Data records
::::::::

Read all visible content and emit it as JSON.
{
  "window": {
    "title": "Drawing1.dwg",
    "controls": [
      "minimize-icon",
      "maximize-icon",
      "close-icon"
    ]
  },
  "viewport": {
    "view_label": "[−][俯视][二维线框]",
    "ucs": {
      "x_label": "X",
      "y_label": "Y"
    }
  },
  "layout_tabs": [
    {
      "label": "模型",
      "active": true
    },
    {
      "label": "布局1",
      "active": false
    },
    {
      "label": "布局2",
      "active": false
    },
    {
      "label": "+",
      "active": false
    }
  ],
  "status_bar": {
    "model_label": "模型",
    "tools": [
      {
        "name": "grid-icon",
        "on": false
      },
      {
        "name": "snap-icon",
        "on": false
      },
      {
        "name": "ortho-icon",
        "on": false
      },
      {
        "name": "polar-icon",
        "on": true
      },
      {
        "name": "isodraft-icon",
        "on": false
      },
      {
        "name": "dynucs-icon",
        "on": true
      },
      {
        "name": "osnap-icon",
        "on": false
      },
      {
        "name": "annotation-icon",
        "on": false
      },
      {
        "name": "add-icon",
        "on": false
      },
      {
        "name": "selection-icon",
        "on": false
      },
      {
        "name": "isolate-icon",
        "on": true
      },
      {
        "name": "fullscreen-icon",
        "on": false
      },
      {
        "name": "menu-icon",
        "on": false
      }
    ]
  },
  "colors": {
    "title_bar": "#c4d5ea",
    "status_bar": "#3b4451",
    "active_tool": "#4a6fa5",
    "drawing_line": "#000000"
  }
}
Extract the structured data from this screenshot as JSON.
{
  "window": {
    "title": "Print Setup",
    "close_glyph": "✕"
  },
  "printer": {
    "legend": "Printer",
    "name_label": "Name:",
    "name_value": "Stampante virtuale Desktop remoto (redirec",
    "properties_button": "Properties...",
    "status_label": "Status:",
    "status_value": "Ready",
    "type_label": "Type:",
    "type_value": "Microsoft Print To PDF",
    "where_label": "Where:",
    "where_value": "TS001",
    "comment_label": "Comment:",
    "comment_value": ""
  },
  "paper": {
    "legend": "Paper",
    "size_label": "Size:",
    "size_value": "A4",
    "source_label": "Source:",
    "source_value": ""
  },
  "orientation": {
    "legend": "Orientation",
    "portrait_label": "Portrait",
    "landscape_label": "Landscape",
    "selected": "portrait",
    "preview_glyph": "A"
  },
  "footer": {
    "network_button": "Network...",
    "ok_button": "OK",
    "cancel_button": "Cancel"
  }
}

::::::::

THE REQUEST => Take the data above and return it exactly.

WRITTEN RESPONSE =>
Read all visible content and emit it as JSON.
{
  "window": {
    "title": "Drawing1.dwg",
    "controls": [
      "minimize-icon",
      "maximize-icon",
      "close-icon"
    ]
  },
  "viewport": {
    "view_label": "[−][俯视][二维线框]",
    "ucs": {
      "x_label": "X",
      "y_label": "Y"
    }
  },
  "layout_tabs": [
    {
      "label": "模型",
      "active": true
    },
    {
      "label": "布局1",
      "active": false
    },
    {
      "label": "布局2",
      "active": false
    },
    {
      "label": "+",
      "active": false
    }
  ],
  "status_bar": {
    "model_label": "模型",
    "tools": [
      {
        "name": "grid-icon",
        "on": false
      },
      {
        "name": "snap-icon",
        "on": false
      },
      {
        "name": "ortho-icon",
        "on": false
      },
      {
        "name": "polar-icon",
        "on": true
      },
      {
        "name": "isodraft-icon",
        "on": false
      },
      {
        "name": "dynucs-icon",
        "on": true
      },
      {
        "name": "osnap-icon",
        "on": false
      },
      {
        "name": "annotation-icon",
        "on": false
      },
      {
        "name": "add-icon",
        "on": false
      },
      {
        "name": "selection-icon",
        "on": false
      },
      {
        "name": "isolate-icon",
        "on": true
      },
      {
        "name": "fullscreen-icon",
        "on": false
      },
      {
        "name": "menu-icon",
        "on": false
      }
    ]
  },
  "colors": {
    "title_bar": "#c4d5ea",
    "status_bar": "#3b4451",
    "active_tool": "#4a6fa5",
    "drawing_line": "#000000"
  }
}
Extract the structured data from this screenshot as JSON.
{
  "window": {
    "title": "Print Setup",
    "close_glyph": "✕"
  },
  "printer": {
    "legend": "Printer",
    "name_label": "Name:",
    "name_value": "Stampante virtuale Desktop remoto (redirec",
    "properties_button": "Properties...",
    "status_label": "Status:",
    "status_value": "Ready",
    "type_label": "Type:",
    "type_value": "Microsoft Print To PDF",
    "where_label": "Where:",
    "where_value": "TS001",
    "comment_label": "Comment:",
    "comment_value": ""
  },
  "paper": {
    "legend": "Paper",
    "size_label": "Size:",
    "size_value": "A4",
    "source_label": "Source:",
    "source_value": ""
  },
  "orientation": {
    "legend": "Orientation",
    "portrait_label": "Portrait",
    "landscape_label": "Landscape",
    "selected": "portrait",
    "preview_glyph": "A"
  },
  "footer": {
    "network_button": "Network...",
    "ok_button": "OK",
    "cancel_button": "Cancel"
  }
}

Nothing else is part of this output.